Entries taken from a collection:
--------------------

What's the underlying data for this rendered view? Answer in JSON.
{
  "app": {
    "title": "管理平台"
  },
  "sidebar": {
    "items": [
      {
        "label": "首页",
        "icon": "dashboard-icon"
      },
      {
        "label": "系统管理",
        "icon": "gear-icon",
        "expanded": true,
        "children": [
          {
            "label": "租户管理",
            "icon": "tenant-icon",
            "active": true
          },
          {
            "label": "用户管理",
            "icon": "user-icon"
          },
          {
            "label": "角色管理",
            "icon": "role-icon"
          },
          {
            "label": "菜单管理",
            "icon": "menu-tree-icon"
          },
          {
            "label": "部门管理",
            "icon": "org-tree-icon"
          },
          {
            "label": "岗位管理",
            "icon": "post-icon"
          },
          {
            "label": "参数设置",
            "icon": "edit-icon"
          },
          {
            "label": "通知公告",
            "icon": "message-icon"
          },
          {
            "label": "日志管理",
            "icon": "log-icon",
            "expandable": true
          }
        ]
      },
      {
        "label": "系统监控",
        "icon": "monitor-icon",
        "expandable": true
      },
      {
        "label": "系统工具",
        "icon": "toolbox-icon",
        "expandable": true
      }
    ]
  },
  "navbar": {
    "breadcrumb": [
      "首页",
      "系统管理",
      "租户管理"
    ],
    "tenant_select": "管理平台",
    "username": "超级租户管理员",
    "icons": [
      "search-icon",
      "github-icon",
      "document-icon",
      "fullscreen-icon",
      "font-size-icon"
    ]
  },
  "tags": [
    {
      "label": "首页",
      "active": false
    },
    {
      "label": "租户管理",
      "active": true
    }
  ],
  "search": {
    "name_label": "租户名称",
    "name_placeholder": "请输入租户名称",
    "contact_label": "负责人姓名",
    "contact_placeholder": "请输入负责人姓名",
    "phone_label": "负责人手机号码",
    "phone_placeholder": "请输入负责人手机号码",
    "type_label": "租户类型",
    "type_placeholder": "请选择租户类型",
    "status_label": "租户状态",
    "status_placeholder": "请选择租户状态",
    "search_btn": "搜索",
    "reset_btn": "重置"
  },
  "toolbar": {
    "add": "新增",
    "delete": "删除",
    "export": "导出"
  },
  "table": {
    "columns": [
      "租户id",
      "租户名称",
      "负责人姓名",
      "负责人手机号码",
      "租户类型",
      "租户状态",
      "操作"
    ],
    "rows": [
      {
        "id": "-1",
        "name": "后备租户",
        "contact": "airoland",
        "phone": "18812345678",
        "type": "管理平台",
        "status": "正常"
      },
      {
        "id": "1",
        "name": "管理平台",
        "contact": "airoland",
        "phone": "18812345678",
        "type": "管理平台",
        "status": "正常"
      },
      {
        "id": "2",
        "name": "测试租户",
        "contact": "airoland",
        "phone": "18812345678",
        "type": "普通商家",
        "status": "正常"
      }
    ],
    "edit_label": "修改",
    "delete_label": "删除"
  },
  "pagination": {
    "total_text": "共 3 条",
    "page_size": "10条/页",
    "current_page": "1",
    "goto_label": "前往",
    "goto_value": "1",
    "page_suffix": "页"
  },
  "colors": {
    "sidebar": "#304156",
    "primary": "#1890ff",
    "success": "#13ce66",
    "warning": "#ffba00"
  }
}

--------------------

## Problem statement
Restate the whole listing exactly, leaving out nothing.

## Exercise solution
What's the underlying data for this rendered view? Answer in JSON.
{
  "app": {
    "title": "管理平台"
  },
  "sidebar": {
    "items": [
      {
        "label": "首页",
        "icon": "dashboard-icon"
      },
      {
        "label": "系统管理",
        "icon": "gear-icon",
        "expanded": true,
        "children": [
          {
            "label": "租户管理",
            "icon": "tenant-icon",
            "active": true
          },
          {
            "label": "用户管理",
            "icon": "user-icon"
          },
          {
            "label": "角色管理",
            "icon": "role-icon"
          },
          {
            "label": "菜单管理",
            "icon": "menu-tree-icon"
          },
          {
            "label": "部门管理",
            "icon": "org-tree-icon"
          },
          {
            "label": "岗位管理",
            "icon": "post-icon"
          },
          {
            "label": "参数设置",
            "icon": "edit-icon"
          },
          {
            "label": "通知公告",
            "icon": "message-icon"
          },
          {
            "label": "日志管理",
            "icon": "log-icon",
            "expandable": true
          }
        ]
      },
      {
        "label": "系统监控",
        "icon": "monitor-icon",
        "expandable": true
      },
      {
        "label": "系统工具",
        "icon": "toolbox-icon",
        "expandable": true
      }
    ]
  },
  "navbar": {
    "breadcrumb": [
      "首页",
      "系统管理",
      "租户管理"
    ],
    "tenant_select": "管理平台",
    "username": "超级租户管理员",
    "icons": [
      "search-icon",
      "github-icon",
      "document-icon",
      "fullscreen-icon",
      "font-size-icon"
    ]
  },
  "tags": [
    {
      "label": "首页",
      "active": false
    },
    {
      "label": "租户管理",
      "active": true
    }
  ],
  "search": {
    "name_label": "租户名称",
    "name_placeholder": "请输入租户名称",
    "contact_label": "负责人姓名",
    "contact_placeholder": "请输入负责人姓名",
    "phone_label": "负责人手机号码",
    "phone_placeholder": "请输入负责人手机号码",
    "type_label": "租户类型",
    "type_placeholder": "请选择租户类型",
    "status_label": "租户状态",
    "status_placeholder": "请选择租户状态",
    "search_btn": "搜索",
    "reset_btn": "重置"
  },
  "toolbar": {
    "add": "新增",
    "delete": "删除",
    "export": "导出"
  },
  "table": {
    "columns": [
      "租户id",
      "租户名称",
      "负责人姓名",
      "负责人手机号码",
      "租户类型",
      "租户状态",
      "操作"
    ],
    "rows": [
      {
        "id": "-1",
        "name": "后备租户",
        "contact": "airoland",
        "phone": "18812345678",
        "type": "管理平台",
        "status": "正常"
      },
      {
        "id": "1",
        "name": "管理平台",
        "contact": "airoland",
        "phone": "18812345678",
        "type": "管理平台",
        "status": "正常"
      },
      {
        "id": "2",
        "name": "测试租户",
        "contact": "airoland",
        "phone": "18812345678",
        "type": "普通商家",
        "status": "正常"
      }
    ],
    "edit_label": "修改",
    "delete_label": "删除"
  },
  "pagination": {
    "total_text": "共 3 条",
    "page_size": "10条/页",
    "current_page": "1",
    "goto_label": "前往",
    "goto_value": "1",
    "page_suffix": "页"
  },
  "colors": {
    "sidebar": "#304156",
    "primary": "#1890ff",
    "success": "#13ce66",
    "warning": "#ffba00"
  }
}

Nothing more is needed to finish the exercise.